:: Work instructions ::
Pick out each line of the records in which the word "Search" appears.
___ Exercise input
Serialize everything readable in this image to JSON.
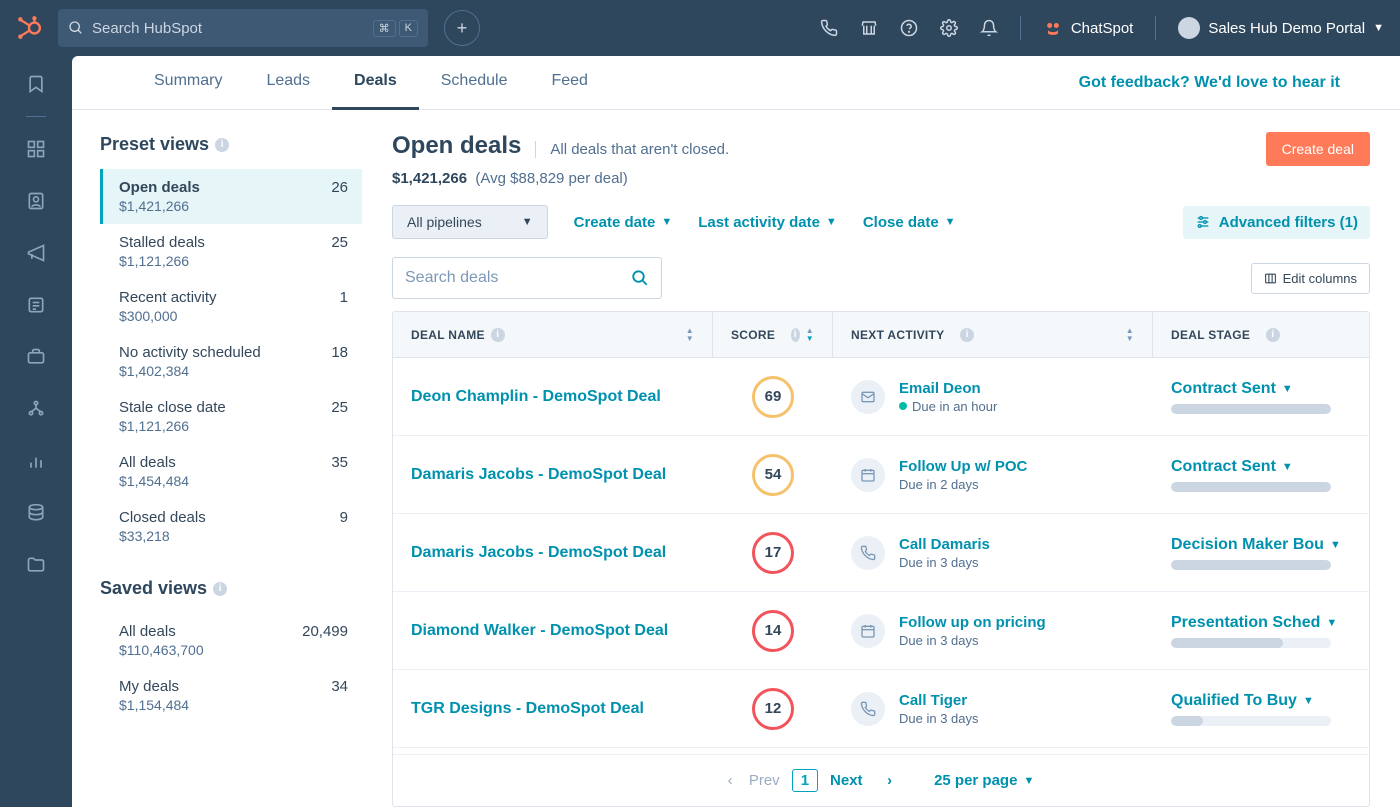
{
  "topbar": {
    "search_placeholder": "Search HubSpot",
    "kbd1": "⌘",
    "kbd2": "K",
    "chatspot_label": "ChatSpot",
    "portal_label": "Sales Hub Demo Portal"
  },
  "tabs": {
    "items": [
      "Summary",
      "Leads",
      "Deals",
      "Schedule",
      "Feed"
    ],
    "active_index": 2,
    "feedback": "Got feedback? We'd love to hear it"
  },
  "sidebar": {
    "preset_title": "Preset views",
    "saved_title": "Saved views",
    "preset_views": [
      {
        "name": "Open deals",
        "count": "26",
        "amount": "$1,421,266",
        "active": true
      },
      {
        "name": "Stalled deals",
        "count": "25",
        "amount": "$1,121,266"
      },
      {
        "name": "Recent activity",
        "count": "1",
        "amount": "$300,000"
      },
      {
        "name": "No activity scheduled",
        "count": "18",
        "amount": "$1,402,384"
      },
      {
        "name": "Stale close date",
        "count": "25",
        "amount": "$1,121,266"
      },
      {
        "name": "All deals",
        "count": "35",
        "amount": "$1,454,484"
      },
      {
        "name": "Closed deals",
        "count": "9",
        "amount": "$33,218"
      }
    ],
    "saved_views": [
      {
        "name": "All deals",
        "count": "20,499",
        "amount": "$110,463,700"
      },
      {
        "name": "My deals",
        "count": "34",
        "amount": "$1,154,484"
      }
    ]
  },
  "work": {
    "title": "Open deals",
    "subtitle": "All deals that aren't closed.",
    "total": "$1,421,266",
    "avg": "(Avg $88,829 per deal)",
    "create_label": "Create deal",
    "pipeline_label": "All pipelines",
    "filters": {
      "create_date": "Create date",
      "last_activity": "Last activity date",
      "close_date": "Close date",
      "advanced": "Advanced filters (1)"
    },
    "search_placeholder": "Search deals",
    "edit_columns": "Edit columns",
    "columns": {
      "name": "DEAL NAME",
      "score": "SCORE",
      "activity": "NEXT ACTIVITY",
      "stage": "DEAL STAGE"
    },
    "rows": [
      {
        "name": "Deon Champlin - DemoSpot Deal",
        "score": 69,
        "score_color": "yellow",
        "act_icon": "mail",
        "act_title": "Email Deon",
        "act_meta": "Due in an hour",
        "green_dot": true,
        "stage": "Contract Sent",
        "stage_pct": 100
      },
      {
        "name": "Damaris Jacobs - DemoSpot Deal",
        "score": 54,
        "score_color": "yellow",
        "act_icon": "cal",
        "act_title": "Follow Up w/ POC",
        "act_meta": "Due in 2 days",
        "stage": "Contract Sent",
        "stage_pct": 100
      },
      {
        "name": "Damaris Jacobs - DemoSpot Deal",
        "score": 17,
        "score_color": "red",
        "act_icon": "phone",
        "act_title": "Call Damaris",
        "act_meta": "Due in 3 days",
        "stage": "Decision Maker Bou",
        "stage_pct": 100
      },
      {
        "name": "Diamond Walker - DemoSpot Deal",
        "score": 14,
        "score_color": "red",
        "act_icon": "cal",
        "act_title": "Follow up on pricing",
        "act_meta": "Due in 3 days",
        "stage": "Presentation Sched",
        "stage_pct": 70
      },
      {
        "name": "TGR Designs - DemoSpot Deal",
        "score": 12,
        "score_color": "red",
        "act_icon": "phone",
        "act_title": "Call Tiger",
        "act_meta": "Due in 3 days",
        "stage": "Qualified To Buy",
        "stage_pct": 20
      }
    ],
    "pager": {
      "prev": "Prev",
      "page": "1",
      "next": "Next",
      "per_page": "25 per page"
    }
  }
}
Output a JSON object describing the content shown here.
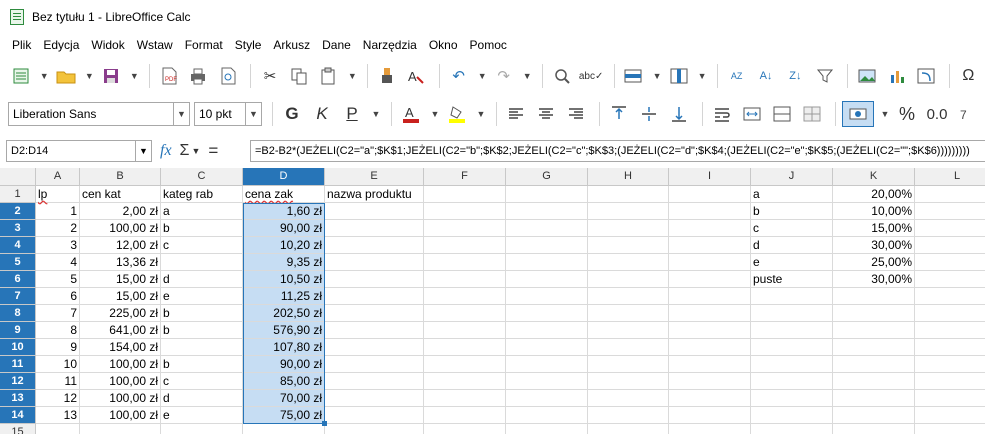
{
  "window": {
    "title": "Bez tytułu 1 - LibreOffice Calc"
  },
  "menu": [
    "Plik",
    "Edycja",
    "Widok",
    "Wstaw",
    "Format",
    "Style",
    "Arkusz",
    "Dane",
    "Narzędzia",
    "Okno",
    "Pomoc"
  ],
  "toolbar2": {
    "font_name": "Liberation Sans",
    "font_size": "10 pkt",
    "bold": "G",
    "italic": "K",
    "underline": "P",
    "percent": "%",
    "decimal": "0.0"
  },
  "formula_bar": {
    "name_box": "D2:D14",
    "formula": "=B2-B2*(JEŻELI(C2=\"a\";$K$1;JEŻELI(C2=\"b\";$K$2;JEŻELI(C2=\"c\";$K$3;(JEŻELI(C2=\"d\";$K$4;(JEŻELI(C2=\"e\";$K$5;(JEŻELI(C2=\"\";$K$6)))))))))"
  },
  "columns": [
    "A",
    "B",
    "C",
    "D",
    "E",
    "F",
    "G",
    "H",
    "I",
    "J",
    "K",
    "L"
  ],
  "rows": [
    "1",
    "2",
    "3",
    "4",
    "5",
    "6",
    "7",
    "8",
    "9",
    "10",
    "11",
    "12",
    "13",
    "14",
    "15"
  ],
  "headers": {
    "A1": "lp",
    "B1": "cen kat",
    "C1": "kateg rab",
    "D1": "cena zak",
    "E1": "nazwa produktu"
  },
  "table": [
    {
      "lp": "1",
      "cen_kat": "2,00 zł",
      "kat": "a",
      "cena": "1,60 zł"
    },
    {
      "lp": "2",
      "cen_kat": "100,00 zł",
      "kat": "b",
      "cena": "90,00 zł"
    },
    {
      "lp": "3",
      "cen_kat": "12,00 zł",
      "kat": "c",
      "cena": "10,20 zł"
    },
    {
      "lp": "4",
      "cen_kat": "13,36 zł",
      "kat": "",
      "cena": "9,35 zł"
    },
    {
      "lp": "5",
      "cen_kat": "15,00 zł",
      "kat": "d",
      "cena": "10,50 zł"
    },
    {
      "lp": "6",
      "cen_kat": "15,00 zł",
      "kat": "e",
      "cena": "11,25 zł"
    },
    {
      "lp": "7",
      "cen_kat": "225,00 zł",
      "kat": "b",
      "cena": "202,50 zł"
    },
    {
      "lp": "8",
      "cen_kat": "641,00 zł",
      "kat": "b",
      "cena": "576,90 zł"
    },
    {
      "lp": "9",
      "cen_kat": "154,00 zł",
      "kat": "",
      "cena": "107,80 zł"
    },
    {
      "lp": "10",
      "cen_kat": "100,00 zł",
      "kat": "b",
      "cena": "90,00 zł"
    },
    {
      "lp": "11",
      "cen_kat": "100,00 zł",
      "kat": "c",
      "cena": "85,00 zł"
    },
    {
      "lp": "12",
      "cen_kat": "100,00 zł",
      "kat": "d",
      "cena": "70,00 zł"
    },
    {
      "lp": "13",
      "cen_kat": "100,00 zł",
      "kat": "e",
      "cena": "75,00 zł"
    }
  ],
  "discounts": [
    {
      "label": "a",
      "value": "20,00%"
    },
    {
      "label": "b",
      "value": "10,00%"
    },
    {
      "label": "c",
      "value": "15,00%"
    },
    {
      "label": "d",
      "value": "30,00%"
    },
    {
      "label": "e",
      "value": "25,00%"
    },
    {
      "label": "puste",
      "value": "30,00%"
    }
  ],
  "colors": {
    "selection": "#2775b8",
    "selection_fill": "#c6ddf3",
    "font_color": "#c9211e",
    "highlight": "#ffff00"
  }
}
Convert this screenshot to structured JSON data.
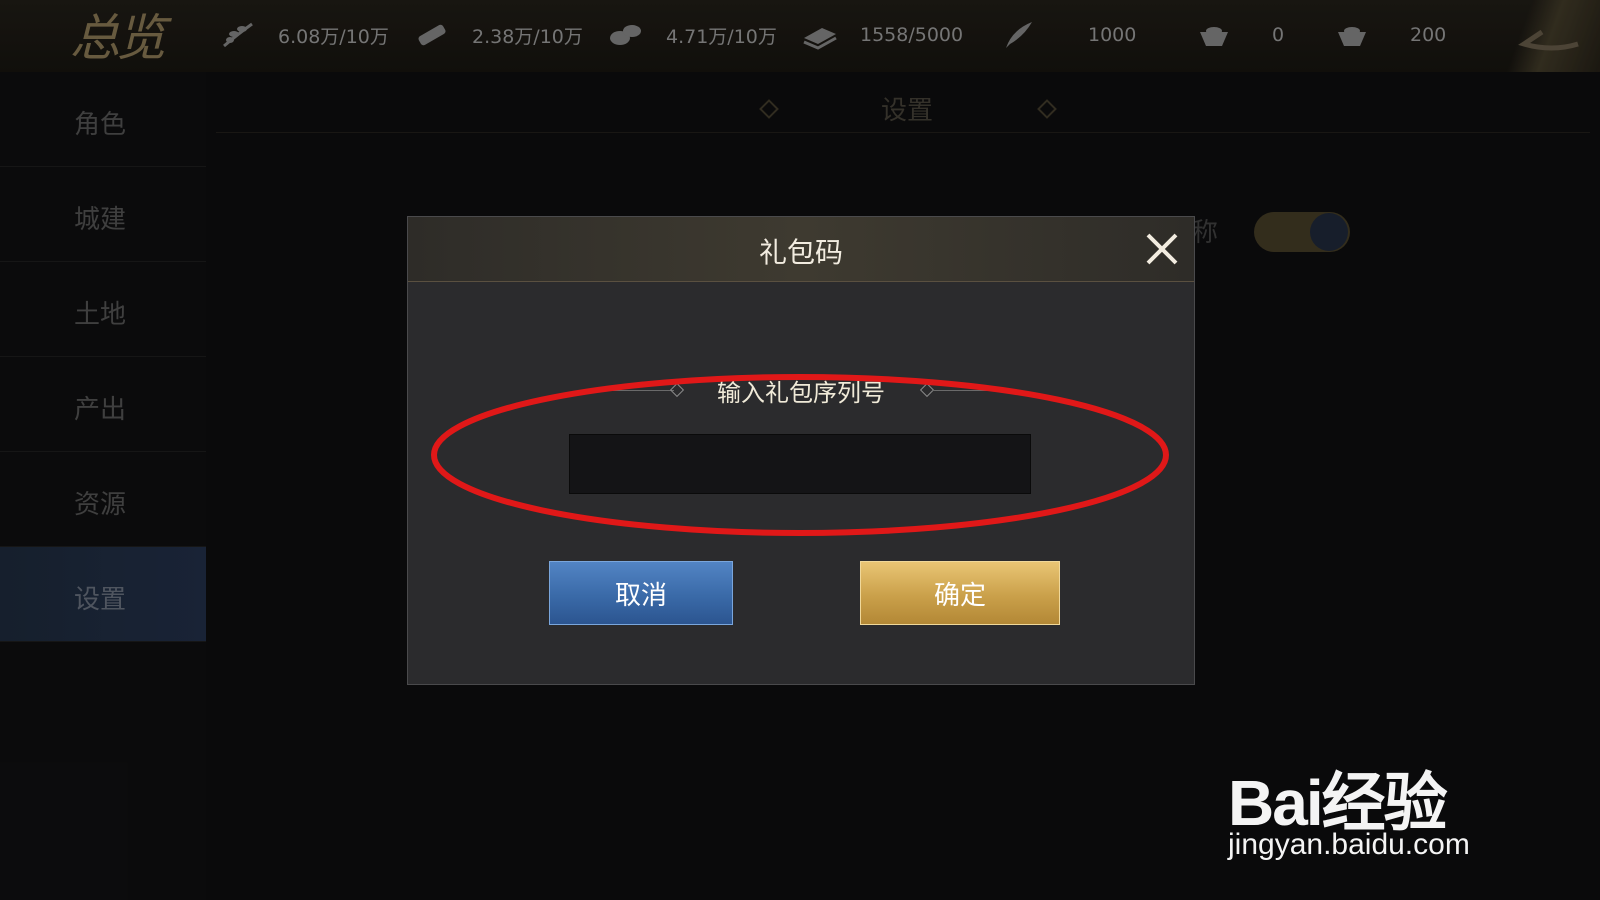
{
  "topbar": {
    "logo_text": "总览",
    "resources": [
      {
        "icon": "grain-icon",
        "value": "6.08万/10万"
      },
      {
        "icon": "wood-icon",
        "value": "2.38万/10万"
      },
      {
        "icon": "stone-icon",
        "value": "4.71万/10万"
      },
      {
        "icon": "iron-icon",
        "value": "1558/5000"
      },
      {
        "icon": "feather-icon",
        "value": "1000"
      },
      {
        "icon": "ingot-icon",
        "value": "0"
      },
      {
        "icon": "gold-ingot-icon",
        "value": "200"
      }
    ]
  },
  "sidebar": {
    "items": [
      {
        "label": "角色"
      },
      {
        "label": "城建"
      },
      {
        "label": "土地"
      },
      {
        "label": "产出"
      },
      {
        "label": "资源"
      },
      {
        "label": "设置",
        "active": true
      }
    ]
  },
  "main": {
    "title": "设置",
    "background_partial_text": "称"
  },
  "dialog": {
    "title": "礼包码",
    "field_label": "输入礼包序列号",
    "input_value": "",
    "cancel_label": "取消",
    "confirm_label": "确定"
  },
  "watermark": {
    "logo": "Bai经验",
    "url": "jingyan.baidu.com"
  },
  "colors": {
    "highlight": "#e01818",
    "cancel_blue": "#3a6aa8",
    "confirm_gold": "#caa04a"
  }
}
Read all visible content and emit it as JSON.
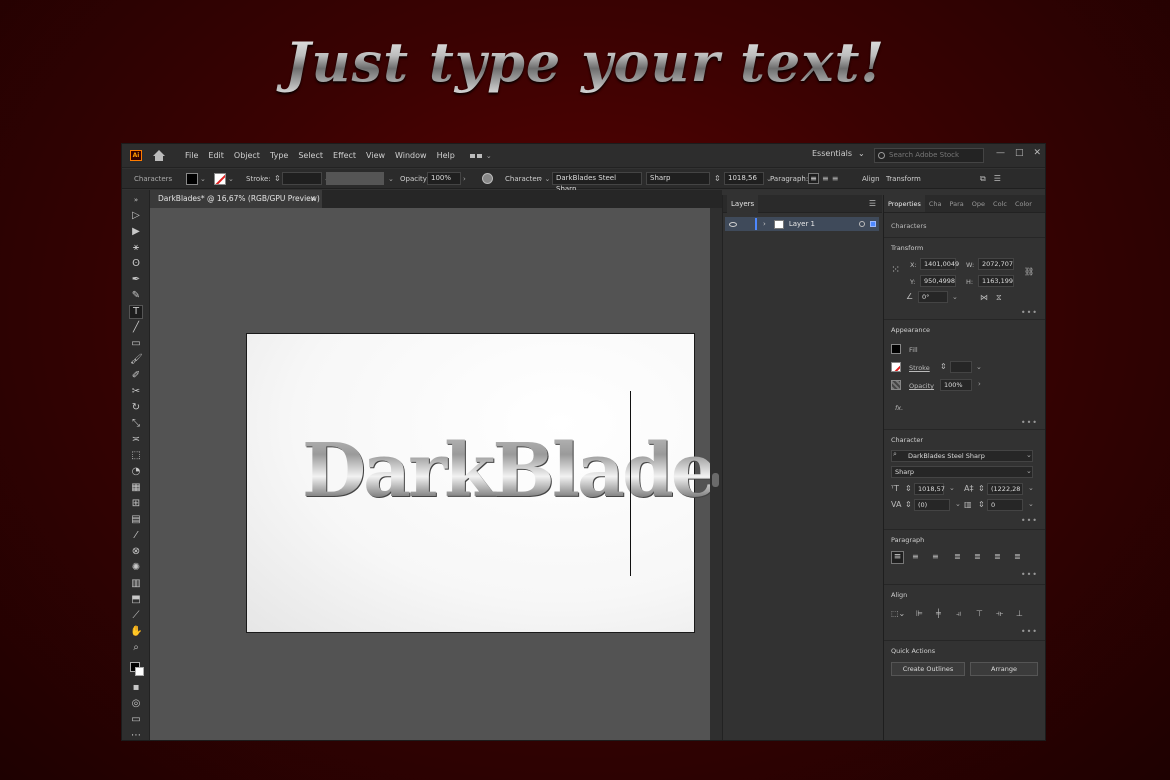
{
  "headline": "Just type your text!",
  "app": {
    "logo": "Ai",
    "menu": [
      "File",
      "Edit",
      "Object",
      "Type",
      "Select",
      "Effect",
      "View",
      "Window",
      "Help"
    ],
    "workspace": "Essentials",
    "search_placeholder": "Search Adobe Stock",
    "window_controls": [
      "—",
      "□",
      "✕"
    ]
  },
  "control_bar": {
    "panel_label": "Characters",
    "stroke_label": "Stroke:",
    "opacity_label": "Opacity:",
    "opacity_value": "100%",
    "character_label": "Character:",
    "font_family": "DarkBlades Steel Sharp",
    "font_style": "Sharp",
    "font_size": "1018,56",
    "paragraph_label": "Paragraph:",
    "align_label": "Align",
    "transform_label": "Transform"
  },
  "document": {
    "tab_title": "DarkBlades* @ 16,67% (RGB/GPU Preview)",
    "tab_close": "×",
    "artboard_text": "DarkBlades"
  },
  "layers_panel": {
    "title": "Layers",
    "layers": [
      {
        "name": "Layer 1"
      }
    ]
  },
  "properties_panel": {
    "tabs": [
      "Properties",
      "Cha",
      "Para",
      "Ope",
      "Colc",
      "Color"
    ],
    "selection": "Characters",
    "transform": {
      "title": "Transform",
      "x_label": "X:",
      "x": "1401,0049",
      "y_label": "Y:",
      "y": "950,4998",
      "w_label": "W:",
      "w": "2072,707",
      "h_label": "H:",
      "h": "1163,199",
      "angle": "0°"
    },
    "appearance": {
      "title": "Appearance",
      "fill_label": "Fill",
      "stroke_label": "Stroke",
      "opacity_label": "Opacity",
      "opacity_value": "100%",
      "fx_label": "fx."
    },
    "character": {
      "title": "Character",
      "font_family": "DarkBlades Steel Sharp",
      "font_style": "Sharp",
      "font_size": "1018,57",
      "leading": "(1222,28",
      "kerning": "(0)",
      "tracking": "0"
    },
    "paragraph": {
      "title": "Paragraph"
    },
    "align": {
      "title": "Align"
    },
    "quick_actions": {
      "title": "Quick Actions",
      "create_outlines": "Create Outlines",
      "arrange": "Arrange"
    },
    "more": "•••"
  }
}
______
:: Response ::
    "search_placeholder": "Search HubSpot",
    "search_placeholder": "Search deals",
    "search_placeholder": "Search Adobe Stock",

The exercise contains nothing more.